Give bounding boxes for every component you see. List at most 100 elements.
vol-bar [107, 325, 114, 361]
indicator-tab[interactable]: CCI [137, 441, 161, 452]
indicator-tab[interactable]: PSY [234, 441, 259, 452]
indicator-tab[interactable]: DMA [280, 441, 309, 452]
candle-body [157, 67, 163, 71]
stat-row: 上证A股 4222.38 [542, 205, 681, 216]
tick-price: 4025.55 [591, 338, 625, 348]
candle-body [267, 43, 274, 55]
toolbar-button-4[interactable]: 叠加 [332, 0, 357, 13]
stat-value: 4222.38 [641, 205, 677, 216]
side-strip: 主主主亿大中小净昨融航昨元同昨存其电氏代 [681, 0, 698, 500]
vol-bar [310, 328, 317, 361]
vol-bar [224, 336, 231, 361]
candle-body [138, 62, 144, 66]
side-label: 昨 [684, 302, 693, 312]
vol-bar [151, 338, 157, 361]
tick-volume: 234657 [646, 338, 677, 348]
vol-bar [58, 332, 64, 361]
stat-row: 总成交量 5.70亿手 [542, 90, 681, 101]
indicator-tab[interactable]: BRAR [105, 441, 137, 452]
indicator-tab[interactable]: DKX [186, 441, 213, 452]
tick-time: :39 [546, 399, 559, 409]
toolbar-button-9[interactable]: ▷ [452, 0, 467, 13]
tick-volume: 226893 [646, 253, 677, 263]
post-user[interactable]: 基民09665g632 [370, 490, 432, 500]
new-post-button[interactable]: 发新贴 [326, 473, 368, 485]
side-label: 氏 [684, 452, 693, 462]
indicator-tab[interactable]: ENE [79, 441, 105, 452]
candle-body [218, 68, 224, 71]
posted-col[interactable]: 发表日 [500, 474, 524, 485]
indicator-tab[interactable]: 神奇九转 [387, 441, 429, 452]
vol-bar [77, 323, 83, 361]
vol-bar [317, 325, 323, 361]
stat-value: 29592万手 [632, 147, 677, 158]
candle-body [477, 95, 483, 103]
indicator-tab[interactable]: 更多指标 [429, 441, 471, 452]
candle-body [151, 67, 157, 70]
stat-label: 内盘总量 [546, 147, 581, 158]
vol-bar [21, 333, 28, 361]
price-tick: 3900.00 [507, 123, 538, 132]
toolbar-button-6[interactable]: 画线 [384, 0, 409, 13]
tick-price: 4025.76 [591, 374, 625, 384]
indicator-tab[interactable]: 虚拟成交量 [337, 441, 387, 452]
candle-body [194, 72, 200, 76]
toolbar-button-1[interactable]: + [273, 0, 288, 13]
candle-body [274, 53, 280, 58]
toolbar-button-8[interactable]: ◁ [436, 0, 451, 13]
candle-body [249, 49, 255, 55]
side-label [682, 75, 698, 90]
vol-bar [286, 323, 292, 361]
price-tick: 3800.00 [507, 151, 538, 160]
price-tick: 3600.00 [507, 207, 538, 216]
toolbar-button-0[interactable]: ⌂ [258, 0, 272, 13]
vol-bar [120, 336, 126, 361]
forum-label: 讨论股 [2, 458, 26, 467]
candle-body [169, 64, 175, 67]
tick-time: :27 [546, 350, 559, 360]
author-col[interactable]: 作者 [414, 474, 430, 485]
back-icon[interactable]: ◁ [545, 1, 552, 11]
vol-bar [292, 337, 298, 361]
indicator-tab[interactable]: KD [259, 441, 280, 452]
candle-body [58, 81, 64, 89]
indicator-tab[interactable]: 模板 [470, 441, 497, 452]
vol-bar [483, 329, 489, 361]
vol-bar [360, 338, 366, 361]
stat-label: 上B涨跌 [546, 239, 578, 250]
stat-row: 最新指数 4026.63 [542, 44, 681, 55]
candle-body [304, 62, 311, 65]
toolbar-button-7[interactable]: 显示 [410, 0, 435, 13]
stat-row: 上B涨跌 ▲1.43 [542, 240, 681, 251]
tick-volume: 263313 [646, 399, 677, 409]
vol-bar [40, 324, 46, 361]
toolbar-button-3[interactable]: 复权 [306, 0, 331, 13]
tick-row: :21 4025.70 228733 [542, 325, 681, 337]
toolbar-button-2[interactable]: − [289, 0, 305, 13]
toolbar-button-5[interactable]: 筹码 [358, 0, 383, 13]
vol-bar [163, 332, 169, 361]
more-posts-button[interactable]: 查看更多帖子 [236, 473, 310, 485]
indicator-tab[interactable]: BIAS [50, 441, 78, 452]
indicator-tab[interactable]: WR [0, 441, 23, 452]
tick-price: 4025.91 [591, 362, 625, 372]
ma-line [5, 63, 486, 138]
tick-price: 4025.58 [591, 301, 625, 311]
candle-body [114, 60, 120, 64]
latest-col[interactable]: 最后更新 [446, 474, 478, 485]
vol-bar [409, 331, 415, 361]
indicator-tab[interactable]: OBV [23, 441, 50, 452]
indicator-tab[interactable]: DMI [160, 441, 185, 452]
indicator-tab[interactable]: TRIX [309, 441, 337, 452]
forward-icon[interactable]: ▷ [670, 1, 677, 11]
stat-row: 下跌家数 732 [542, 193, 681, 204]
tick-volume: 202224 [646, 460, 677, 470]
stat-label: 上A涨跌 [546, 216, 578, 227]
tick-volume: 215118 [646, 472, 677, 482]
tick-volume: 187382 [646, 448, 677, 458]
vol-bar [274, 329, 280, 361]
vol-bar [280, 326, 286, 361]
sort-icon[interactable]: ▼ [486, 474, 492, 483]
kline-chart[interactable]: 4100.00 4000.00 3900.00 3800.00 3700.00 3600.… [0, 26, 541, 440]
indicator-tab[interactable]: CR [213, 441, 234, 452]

***

▶ [THE TASK]
Rewrite the lines above so that every "indicator-tab" becomes "study-tab", with nothing else changed.

▶ [TASK OUTPUT]
Give bounding boxes for every component you see. List at most 100 elements.
vol-bar [107, 325, 114, 361]
study-tab[interactable]: CCI [137, 441, 161, 452]
study-tab[interactable]: PSY [234, 441, 259, 452]
study-tab[interactable]: DMA [280, 441, 309, 452]
candle-body [157, 67, 163, 71]
stat-row: 上证A股 4222.38 [542, 205, 681, 216]
tick-price: 4025.55 [591, 338, 625, 348]
candle-body [267, 43, 274, 55]
toolbar-button-4[interactable]: 叠加 [332, 0, 357, 13]
stat-value: 4222.38 [641, 205, 677, 216]
side-strip: 主主主亿大中小净昨融航昨元同昨存其电氏代 [681, 0, 698, 500]
vol-bar [310, 328, 317, 361]
vol-bar [224, 336, 231, 361]
candle-body [138, 62, 144, 66]
side-label: 昨 [684, 302, 693, 312]
vol-bar [151, 338, 157, 361]
tick-volume: 234657 [646, 338, 677, 348]
vol-bar [58, 332, 64, 361]
stat-row: 总成交量 5.70亿手 [542, 90, 681, 101]
study-tab[interactable]: BRAR [105, 441, 137, 452]
study-tab[interactable]: DKX [186, 441, 213, 452]
tick-time: :39 [546, 399, 559, 409]
toolbar-button-9[interactable]: ▷ [452, 0, 467, 13]
tick-volume: 226893 [646, 253, 677, 263]
post-user[interactable]: 基民09665g632 [370, 490, 432, 500]
new-post-button[interactable]: 发新贴 [326, 473, 368, 485]
side-label: 氏 [684, 452, 693, 462]
study-tab[interactable]: ENE [79, 441, 105, 452]
candle-body [218, 68, 224, 71]
posted-col[interactable]: 发表日 [500, 474, 524, 485]
study-tab[interactable]: 神奇九转 [387, 441, 429, 452]
vol-bar [77, 323, 83, 361]
vol-bar [317, 325, 323, 361]
stat-value: 29592万手 [632, 147, 677, 158]
candle-body [477, 95, 483, 103]
study-tab[interactable]: 更多指标 [429, 441, 471, 452]
candle-body [151, 67, 157, 70]
stat-label: 内盘总量 [546, 147, 581, 158]
vol-bar [21, 333, 28, 361]
price-tick: 3900.00 [507, 123, 538, 132]
toolbar-button-6[interactable]: 画线 [384, 0, 409, 13]
tick-price: 4025.76 [591, 374, 625, 384]
study-tab[interactable]: 虚拟成交量 [337, 441, 387, 452]
candle-body [194, 72, 200, 76]
toolbar-button-1[interactable]: + [273, 0, 288, 13]
candle-body [274, 53, 280, 58]
toolbar-button-8[interactable]: ◁ [436, 0, 451, 13]
candle-body [249, 49, 255, 55]
side-label [682, 75, 698, 90]
vol-bar [286, 323, 292, 361]
price-tick: 3800.00 [507, 151, 538, 160]
price-tick: 3600.00 [507, 207, 538, 216]
toolbar-button-0[interactable]: ⌂ [258, 0, 272, 13]
vol-bar [120, 336, 126, 361]
forum-label: 讨论股 [2, 458, 26, 467]
candle-body [169, 64, 175, 67]
tick-time: :27 [546, 350, 559, 360]
author-col[interactable]: 作者 [414, 474, 430, 485]
back-icon[interactable]: ◁ [545, 1, 552, 11]
vol-bar [292, 337, 298, 361]
study-tab[interactable]: KD [259, 441, 280, 452]
candle-body [58, 81, 64, 89]
study-tab[interactable]: 模板 [470, 441, 497, 452]
vol-bar [483, 329, 489, 361]
vol-bar [360, 338, 366, 361]
stat-label: 上B涨跌 [546, 239, 578, 250]
stat-row: 最新指数 4026.63 [542, 44, 681, 55]
candle-body [304, 62, 311, 65]
toolbar-button-7[interactable]: 显示 [410, 0, 435, 13]
stat-row: 上B涨跌 ▲1.43 [542, 240, 681, 251]
tick-volume: 263313 [646, 399, 677, 409]
vol-bar [40, 324, 46, 361]
toolbar-button-3[interactable]: 复权 [306, 0, 331, 13]
tick-row: :21 4025.70 228733 [542, 325, 681, 337]
toolbar-button-2[interactable]: − [289, 0, 305, 13]
toolbar-button-5[interactable]: 筹码 [358, 0, 383, 13]
vol-bar [163, 332, 169, 361]
more-posts-button[interactable]: 查看更多帖子 [236, 473, 310, 485]
study-tab[interactable]: BIAS [50, 441, 78, 452]
study-tab[interactable]: WR [0, 441, 23, 452]
tick-price: 4025.91 [591, 362, 625, 372]
ma-line [5, 63, 486, 138]
tick-price: 4025.58 [591, 301, 625, 311]
candle-body [114, 60, 120, 64]
latest-col[interactable]: 最后更新 [446, 474, 478, 485]
vol-bar [409, 331, 415, 361]
study-tab[interactable]: OBV [23, 441, 50, 452]
study-tab[interactable]: DMI [160, 441, 185, 452]
study-tab[interactable]: TRIX [309, 441, 337, 452]
forward-icon[interactable]: ▷ [670, 1, 677, 11]
stat-row: 下跌家数 732 [542, 193, 681, 204]
tick-volume: 202224 [646, 460, 677, 470]
stat-label: 上A涨跌 [546, 216, 578, 227]
tick-volume: 215118 [646, 472, 677, 482]
tick-volume: 187382 [646, 448, 677, 458]
vol-bar [274, 329, 280, 361]
vol-bar [280, 326, 286, 361]
sort-icon[interactable]: ▼ [486, 474, 492, 483]
kline-chart[interactable]: 4100.00 4000.00 3900.00 3800.00 3700.00 3600.… [0, 26, 541, 440]
study-tab[interactable]: CR [213, 441, 234, 452]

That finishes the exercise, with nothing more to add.